_Work instructions_
Pull out all lines from the listing below in which the word "content" appears.

## Start Exercise data

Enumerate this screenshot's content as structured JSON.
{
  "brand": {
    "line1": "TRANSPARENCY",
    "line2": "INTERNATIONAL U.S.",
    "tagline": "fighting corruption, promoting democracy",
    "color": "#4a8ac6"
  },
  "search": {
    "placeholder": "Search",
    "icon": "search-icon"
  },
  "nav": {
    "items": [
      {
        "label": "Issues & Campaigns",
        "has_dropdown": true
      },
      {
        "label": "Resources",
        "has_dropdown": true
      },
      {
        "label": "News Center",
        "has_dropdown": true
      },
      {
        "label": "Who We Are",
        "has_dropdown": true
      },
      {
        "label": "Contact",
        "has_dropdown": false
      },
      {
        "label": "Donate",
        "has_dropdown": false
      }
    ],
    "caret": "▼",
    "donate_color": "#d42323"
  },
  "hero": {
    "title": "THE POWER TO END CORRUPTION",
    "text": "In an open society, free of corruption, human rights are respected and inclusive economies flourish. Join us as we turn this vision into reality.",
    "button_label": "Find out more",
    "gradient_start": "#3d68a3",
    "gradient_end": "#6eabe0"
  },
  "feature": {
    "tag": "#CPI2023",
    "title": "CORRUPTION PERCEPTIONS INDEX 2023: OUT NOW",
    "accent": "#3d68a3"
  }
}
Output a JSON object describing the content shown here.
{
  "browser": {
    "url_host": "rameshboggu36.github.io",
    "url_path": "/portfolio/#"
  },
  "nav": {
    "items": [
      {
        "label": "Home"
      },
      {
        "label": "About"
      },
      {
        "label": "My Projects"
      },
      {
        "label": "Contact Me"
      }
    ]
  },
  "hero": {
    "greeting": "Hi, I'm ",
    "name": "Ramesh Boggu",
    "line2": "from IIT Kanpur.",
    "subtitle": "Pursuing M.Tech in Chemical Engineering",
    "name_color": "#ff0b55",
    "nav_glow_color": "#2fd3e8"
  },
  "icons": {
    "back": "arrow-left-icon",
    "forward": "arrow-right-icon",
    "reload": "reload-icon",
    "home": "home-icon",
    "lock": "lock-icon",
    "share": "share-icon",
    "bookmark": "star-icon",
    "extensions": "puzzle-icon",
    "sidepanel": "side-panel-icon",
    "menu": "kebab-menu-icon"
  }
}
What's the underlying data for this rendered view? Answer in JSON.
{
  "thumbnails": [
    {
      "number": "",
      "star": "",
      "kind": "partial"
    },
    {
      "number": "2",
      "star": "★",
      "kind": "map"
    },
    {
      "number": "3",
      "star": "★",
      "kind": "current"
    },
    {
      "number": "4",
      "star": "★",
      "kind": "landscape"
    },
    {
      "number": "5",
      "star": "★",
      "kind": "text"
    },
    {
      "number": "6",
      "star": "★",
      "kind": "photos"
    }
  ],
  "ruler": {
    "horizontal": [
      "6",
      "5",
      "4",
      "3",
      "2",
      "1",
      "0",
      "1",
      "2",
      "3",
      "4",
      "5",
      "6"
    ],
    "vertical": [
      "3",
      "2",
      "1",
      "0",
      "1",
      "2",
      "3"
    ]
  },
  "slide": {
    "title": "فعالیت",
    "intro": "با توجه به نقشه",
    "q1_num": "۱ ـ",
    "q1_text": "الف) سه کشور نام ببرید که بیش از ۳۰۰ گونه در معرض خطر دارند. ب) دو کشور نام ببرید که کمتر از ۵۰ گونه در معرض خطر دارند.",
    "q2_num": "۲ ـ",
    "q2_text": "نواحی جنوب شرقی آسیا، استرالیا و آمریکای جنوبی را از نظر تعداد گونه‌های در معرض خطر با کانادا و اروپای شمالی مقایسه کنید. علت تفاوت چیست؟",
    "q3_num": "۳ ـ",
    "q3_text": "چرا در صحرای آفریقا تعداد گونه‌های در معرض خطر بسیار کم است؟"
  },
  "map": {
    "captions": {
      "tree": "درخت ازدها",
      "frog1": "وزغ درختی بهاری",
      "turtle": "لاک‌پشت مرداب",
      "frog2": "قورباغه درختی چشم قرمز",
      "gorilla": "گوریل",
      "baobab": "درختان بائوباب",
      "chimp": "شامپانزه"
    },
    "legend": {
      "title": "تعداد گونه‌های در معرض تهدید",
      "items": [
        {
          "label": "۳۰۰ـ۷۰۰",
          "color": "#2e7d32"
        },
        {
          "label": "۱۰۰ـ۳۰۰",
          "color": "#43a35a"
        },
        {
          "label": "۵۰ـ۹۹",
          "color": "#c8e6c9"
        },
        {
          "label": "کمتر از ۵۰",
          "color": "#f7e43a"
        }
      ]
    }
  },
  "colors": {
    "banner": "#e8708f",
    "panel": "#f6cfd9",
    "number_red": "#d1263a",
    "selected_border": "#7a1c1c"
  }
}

## End Exercise data

_Completed exercise_
Enumerate this screenshot's content as structured JSON.
Output a JSON object describing the content shown here.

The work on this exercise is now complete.